# Stated exercise:
Reproduce the items below verbatim, beginning with their first line and continuing through the line that contains "- text-cursor: [574, 210, 576, 284]".

# Data:
********
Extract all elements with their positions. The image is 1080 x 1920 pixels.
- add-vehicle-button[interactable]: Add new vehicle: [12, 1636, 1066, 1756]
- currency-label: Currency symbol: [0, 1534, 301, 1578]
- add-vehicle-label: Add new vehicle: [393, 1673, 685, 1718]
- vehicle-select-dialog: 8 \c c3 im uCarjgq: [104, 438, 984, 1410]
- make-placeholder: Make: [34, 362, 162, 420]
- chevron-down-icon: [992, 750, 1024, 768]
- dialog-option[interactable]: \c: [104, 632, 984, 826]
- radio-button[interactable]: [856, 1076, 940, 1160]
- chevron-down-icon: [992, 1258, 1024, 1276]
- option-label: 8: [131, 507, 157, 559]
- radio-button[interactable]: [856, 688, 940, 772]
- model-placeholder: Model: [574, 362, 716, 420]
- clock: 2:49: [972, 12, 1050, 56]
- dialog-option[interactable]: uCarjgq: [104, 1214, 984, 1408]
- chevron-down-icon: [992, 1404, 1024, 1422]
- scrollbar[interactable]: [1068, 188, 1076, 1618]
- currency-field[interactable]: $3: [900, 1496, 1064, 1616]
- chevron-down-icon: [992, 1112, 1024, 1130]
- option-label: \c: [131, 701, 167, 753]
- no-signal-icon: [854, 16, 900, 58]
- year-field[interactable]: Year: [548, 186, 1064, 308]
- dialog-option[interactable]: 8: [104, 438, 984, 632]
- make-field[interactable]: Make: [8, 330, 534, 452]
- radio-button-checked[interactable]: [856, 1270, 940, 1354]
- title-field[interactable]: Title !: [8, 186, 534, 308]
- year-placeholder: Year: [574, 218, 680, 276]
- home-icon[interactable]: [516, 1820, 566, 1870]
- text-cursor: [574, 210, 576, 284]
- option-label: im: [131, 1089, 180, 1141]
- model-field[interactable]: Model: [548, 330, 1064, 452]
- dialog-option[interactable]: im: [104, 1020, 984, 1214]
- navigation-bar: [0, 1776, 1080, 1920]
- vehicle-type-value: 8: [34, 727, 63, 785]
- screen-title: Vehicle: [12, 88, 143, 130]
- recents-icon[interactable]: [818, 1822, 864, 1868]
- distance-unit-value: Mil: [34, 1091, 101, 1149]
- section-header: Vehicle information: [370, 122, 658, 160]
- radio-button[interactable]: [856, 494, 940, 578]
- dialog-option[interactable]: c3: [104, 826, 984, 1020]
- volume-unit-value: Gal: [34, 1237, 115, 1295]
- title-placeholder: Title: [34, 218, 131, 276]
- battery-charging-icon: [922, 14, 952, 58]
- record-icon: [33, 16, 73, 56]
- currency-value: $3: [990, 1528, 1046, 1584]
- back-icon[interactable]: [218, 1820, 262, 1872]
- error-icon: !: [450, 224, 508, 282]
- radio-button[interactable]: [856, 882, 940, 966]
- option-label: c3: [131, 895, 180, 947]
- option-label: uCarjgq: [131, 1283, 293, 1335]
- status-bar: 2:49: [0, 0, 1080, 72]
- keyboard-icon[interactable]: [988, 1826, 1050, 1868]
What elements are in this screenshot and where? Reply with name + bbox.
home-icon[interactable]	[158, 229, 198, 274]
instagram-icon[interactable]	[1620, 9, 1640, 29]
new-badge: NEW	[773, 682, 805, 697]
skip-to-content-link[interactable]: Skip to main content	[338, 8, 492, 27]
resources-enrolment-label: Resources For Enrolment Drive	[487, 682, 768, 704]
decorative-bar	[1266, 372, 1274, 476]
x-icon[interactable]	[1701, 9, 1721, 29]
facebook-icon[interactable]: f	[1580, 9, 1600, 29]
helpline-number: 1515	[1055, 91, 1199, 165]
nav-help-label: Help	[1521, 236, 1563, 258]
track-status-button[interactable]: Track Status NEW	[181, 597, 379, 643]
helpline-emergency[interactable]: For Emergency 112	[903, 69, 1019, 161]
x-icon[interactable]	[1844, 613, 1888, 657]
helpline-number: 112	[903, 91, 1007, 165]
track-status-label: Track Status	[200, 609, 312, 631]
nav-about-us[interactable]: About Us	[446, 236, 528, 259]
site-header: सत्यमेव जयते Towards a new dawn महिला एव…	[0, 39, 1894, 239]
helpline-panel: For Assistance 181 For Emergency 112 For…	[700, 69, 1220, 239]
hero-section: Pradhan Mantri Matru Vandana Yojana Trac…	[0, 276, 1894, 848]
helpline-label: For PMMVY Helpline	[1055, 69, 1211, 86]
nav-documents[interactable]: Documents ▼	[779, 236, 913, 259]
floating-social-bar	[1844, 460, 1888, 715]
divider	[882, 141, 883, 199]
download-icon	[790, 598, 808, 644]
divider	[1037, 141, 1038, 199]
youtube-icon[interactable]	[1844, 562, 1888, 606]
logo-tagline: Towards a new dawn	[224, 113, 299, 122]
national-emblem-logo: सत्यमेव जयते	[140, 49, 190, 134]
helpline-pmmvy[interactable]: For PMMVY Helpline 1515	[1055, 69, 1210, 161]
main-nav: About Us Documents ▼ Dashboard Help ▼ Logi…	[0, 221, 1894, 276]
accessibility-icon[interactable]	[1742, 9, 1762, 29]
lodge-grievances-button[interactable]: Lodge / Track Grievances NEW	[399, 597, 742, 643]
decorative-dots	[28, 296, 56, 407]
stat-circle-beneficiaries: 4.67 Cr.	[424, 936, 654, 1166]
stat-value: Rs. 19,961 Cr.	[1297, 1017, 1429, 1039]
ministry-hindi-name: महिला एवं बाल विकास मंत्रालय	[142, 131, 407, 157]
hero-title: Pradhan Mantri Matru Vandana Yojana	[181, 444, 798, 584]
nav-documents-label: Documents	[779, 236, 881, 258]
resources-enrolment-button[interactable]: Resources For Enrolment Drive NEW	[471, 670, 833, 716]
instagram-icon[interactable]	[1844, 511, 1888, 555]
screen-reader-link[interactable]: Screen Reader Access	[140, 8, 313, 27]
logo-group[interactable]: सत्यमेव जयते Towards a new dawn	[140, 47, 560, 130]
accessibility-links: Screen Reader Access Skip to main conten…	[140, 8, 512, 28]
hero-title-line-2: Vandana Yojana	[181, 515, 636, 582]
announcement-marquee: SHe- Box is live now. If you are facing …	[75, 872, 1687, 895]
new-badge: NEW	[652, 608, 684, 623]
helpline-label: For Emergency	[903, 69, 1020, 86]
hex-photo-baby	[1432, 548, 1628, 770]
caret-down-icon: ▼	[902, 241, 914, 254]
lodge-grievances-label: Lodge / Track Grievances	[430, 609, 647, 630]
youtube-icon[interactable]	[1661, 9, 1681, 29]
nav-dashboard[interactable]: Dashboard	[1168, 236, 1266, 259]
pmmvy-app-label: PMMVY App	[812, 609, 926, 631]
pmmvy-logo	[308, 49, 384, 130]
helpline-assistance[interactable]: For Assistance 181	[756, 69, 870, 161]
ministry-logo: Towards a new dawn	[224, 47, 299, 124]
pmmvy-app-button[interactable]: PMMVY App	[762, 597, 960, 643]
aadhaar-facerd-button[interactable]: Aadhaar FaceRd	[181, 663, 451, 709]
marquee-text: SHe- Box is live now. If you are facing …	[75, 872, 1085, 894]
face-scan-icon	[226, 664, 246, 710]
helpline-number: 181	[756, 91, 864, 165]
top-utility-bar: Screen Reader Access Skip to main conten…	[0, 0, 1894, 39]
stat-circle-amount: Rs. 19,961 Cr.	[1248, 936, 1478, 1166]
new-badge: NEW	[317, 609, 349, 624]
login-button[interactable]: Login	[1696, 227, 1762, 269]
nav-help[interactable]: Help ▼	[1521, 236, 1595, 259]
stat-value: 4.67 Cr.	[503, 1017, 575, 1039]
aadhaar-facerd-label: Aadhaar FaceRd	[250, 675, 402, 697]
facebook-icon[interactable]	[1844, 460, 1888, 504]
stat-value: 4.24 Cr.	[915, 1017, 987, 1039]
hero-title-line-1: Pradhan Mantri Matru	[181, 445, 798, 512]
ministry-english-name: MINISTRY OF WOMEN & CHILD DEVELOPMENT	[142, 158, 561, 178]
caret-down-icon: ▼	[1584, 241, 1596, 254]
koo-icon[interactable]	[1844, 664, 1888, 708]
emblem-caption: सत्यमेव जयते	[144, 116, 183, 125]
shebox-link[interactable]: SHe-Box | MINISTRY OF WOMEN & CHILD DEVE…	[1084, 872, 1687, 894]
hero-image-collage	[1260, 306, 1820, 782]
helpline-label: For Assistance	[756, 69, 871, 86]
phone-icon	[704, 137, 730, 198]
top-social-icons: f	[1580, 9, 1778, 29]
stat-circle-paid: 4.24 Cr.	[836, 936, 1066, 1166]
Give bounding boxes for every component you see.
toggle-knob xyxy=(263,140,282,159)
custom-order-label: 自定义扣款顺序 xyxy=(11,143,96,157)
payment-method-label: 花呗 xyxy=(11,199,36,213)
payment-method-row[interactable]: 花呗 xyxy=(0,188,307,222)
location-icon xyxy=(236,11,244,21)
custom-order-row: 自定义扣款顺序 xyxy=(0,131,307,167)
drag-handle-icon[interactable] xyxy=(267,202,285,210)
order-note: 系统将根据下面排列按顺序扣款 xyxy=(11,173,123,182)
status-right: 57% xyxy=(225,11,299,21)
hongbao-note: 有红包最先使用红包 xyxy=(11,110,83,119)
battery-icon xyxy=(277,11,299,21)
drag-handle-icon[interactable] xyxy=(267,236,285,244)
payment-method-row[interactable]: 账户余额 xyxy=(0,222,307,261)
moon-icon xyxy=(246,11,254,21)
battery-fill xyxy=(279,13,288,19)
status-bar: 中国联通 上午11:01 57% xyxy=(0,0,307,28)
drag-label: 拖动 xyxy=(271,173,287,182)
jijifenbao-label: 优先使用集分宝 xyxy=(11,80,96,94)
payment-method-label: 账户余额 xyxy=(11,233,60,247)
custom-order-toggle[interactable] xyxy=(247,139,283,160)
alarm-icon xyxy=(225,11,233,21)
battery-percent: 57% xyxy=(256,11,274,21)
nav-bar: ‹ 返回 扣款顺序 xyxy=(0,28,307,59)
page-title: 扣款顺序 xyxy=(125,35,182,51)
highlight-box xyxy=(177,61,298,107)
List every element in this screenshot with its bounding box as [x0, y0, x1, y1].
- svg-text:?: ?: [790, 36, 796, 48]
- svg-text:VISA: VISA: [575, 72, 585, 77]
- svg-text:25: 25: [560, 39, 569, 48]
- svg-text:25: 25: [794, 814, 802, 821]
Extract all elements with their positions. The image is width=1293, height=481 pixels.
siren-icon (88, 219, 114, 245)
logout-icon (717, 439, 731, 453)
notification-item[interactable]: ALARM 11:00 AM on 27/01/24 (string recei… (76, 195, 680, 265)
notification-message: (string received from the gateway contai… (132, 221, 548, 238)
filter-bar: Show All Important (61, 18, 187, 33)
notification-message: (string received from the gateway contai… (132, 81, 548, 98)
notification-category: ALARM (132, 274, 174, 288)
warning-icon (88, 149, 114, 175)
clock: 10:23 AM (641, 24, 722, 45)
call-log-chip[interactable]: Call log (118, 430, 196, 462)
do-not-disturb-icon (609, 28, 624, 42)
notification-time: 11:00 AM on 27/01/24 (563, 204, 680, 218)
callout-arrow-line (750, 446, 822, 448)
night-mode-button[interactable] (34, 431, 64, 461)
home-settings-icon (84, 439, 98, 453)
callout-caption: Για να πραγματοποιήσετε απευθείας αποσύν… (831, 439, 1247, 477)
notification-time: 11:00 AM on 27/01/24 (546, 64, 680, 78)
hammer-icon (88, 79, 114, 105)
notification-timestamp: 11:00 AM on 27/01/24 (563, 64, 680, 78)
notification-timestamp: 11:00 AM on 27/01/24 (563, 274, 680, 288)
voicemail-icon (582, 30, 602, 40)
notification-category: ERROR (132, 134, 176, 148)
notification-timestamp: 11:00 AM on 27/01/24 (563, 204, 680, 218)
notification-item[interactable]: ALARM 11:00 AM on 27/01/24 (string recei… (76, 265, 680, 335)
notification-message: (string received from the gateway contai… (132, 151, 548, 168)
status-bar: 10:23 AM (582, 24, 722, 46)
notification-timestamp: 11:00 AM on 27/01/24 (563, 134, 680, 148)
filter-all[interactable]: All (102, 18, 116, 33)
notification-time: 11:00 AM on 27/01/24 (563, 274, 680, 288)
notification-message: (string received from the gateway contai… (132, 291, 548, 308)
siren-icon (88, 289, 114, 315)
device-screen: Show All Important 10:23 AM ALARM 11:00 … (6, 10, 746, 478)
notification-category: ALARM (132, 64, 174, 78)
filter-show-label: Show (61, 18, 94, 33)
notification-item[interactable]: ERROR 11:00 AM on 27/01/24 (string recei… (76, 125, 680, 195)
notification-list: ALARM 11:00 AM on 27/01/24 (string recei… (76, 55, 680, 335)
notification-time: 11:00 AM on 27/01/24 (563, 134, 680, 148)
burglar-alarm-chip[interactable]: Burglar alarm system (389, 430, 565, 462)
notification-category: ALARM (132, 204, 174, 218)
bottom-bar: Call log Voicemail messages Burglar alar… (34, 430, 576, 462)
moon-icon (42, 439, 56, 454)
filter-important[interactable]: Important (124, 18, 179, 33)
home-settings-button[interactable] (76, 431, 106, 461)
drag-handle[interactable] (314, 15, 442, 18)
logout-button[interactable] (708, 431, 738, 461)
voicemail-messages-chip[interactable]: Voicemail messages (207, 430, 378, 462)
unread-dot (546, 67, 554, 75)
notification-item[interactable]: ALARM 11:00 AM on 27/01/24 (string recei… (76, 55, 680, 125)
********
# Full response:
Extract all elements with their positions. The image is 1080 x 1920 pixels.
- add-vehicle-button[interactable]: Add new vehicle: [12, 1636, 1066, 1756]
- currency-label: Currency symbol: [0, 1534, 301, 1578]
- add-vehicle-label: Add new vehicle: [393, 1673, 685, 1718]
- vehicle-select-dialog: 8 \c c3 im uCarjgq: [104, 438, 984, 1410]
- make-placeholder: Make: [34, 362, 162, 420]
- chevron-down-icon: [992, 750, 1024, 768]
- dialog-option[interactable]: \c: [104, 632, 984, 826]
- radio-button[interactable]: [856, 1076, 940, 1160]
- chevron-down-icon: [992, 1258, 1024, 1276]
- option-label: 8: [131, 507, 157, 559]
- radio-button[interactable]: [856, 688, 940, 772]
- model-placeholder: Model: [574, 362, 716, 420]
- clock: 2:49: [972, 12, 1050, 56]
- dialog-option[interactable]: uCarjgq: [104, 1214, 984, 1408]
- chevron-down-icon: [992, 1404, 1024, 1422]
- scrollbar[interactable]: [1068, 188, 1076, 1618]
- currency-field[interactable]: $3: [900, 1496, 1064, 1616]
- chevron-down-icon: [992, 1112, 1024, 1130]
- option-label: \c: [131, 701, 167, 753]
- no-signal-icon: [854, 16, 900, 58]
- year-field[interactable]: Year: [548, 186, 1064, 308]
- dialog-option[interactable]: 8: [104, 438, 984, 632]
- make-field[interactable]: Make: [8, 330, 534, 452]
- radio-button-checked[interactable]: [856, 1270, 940, 1354]
- title-field[interactable]: Title !: [8, 186, 534, 308]
- year-placeholder: Year: [574, 218, 680, 276]
- home-icon[interactable]: [516, 1820, 566, 1870]
- text-cursor: [574, 210, 576, 284]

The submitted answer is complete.